** Start Data supplied **
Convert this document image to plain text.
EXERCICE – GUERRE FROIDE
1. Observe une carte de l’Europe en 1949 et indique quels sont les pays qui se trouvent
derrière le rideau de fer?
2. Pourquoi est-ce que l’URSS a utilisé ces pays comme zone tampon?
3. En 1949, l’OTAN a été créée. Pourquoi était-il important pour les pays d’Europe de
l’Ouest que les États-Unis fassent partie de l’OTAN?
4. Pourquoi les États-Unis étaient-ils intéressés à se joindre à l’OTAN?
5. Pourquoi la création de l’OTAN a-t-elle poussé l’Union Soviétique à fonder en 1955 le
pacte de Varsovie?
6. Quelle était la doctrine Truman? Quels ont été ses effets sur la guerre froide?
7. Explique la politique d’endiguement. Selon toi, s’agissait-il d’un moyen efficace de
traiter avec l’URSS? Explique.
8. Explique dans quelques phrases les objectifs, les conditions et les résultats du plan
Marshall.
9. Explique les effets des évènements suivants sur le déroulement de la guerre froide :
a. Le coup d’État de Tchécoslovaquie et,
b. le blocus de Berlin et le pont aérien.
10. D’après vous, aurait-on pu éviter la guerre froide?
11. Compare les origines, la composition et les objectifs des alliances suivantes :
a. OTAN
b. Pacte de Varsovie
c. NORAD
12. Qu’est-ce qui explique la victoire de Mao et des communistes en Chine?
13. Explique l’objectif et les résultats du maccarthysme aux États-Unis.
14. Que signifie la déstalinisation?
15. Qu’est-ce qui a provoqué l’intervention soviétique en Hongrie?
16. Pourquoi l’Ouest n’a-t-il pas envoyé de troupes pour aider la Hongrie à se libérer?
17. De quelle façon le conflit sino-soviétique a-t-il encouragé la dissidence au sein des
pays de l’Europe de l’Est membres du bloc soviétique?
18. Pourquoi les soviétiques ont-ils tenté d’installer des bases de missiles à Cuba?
** End Data supplied **
Task to complete:
Everything in the listing above should be restated exactly.

Response for this exercise:
Convert this document image to plain text.
EXERCICE – GUERRE FROIDE
1. Observe une carte de l’Europe en 1949 et indique quels sont les pays qui se trouvent
derrière le rideau de fer?
2. Pourquoi est-ce que l’URSS a utilisé ces pays comme zone tampon?
3. En 1949, l’OTAN a été créée. Pourquoi était-il important pour les pays d’Europe de
l’Ouest que les États-Unis fassent partie de l’OTAN?
4. Pourquoi les États-Unis étaient-ils intéressés à se joindre à l’OTAN?
5. Pourquoi la création de l’OTAN a-t-elle poussé l’Union Soviétique à fonder en 1955 le
pacte de Varsovie?
6. Quelle était la doctrine Truman? Quels ont été ses effets sur la guerre froide?
7. Explique la politique d’endiguement. Selon toi, s’agissait-il d’un moyen efficace de
traiter avec l’URSS? Explique.
8. Explique dans quelques phrases les objectifs, les conditions et les résultats du plan
Marshall.
9. Explique les effets des évènements suivants sur le déroulement de la guerre froide :
a. Le coup d’État de Tchécoslovaquie et,
b. le blocus de Berlin et le pont aérien.
10. D’après vous, aurait-on pu éviter la guerre froide?
11. Compare les origines, la composition et les objectifs des alliances suivantes :
a. OTAN
b. Pacte de Varsovie
c. NORAD
12. Qu’est-ce qui explique la victoire de Mao et des communistes en Chine?
13. Explique l’objectif et les résultats du maccarthysme aux États-Unis.
14. Que signifie la déstalinisation?
15. Qu’est-ce qui a provoqué l’intervention soviétique en Hongrie?
16. Pourquoi l’Ouest n’a-t-il pas envoyé de troupes pour aider la Hongrie à se libérer?
17. De quelle façon le conflit sino-soviétique a-t-il encouragé la dissidence au sein des
pays de l’Europe de l’Est membres du bloc soviétique?
18. Pourquoi les soviétiques ont-ils tenté d’installer des bases de missiles à Cuba?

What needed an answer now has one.